WHAT IS ASKED: Return the records that follow, matching each one exactly.

Chart and figure data

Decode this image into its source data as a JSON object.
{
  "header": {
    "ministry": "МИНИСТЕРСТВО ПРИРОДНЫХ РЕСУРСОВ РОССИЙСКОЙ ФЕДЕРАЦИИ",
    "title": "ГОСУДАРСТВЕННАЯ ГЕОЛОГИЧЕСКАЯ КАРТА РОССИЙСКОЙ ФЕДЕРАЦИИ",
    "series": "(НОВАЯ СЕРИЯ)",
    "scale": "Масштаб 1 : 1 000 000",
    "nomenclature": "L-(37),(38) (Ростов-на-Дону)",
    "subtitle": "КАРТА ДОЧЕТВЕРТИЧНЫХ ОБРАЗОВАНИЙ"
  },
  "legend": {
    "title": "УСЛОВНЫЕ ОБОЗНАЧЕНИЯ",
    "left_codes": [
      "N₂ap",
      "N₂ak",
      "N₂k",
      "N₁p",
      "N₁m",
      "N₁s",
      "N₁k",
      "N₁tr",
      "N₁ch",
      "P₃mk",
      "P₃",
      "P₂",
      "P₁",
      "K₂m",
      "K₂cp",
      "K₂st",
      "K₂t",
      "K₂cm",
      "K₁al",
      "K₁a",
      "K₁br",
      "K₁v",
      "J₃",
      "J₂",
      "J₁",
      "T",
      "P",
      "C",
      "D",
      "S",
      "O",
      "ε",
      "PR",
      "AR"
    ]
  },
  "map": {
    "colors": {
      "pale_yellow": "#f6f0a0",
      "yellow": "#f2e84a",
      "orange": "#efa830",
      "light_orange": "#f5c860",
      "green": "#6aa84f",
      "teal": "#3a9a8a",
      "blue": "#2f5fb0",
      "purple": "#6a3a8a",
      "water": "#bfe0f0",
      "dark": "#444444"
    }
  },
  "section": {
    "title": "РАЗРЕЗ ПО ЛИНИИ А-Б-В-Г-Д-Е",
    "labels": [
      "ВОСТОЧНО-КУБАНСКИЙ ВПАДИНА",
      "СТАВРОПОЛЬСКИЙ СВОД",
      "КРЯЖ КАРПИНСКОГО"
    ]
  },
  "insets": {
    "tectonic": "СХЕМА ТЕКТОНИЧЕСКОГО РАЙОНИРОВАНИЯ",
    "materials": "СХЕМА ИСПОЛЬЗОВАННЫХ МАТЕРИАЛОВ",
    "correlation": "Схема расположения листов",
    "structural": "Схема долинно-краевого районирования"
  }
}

ANSWER IN FULL:
Decode this image into its source data as a JSON object.
{
  "header": {
    "ministry": "МИНИСТЕРСТВО ПРИРОДНЫХ РЕСУРСОВ РОССИЙСКОЙ ФЕДЕРАЦИИ",
    "title": "ГОСУДАРСТВЕННАЯ ГЕОЛОГИЧЕСКАЯ КАРТА РОССИЙСКОЙ ФЕДЕРАЦИИ",
    "series": "(НОВАЯ СЕРИЯ)",
    "scale": "Масштаб 1 : 1 000 000",
    "nomenclature": "L-(37),(38) (Ростов-на-Дону)",
    "subtitle": "КАРТА ДОЧЕТВЕРТИЧНЫХ ОБРАЗОВАНИЙ"
  },
  "legend": {
    "title": "УСЛОВНЫЕ ОБОЗНАЧЕНИЯ",
    "left_codes": [
      "N₂ap",
      "N₂ak",
      "N₂k",
      "N₁p",
      "N₁m",
      "N₁s",
      "N₁k",
      "N₁tr",
      "N₁ch",
      "P₃mk",
      "P₃",
      "P₂",
      "P₁",
      "K₂m",
      "K₂cp",
      "K₂st",
      "K₂t",
      "K₂cm",
      "K₁al",
      "K₁a",
      "K₁br",
      "K₁v",
      "J₃",
      "J₂",
      "J₁",
      "T",
      "P",
      "C",
      "D",
      "S",
      "O",
      "ε",
      "PR",
      "AR"
    ]
  },
  "map": {
    "colors": {
      "pale_yellow": "#f6f0a0",
      "yellow": "#f2e84a",
      "orange": "#efa830",
      "light_orange": "#f5c860",
      "green": "#6aa84f",
      "teal": "#3a9a8a",
      "blue": "#2f5fb0",
      "purple": "#6a3a8a",
      "water": "#bfe0f0",
      "dark": "#444444"
    }
  },
  "section": {
    "title": "РАЗРЕЗ ПО ЛИНИИ А-Б-В-Г-Д-Е",
    "labels": [
      "ВОСТОЧНО-КУБАНСКИЙ ВПАДИНА",
      "СТАВРОПОЛЬСКИЙ СВОД",
      "КРЯЖ КАРПИНСКОГО"
    ]
  },
  "insets": {
    "tectonic": "СХЕМА ТЕКТОНИЧЕСКОГО РАЙОНИРОВАНИЯ",
    "materials": "СХЕМА ИСПОЛЬЗОВАННЫХ МАТЕРИАЛОВ",
    "correlation": "Схема расположения листов",
    "structural": "Схема долинно-краевого районирования"
  }
}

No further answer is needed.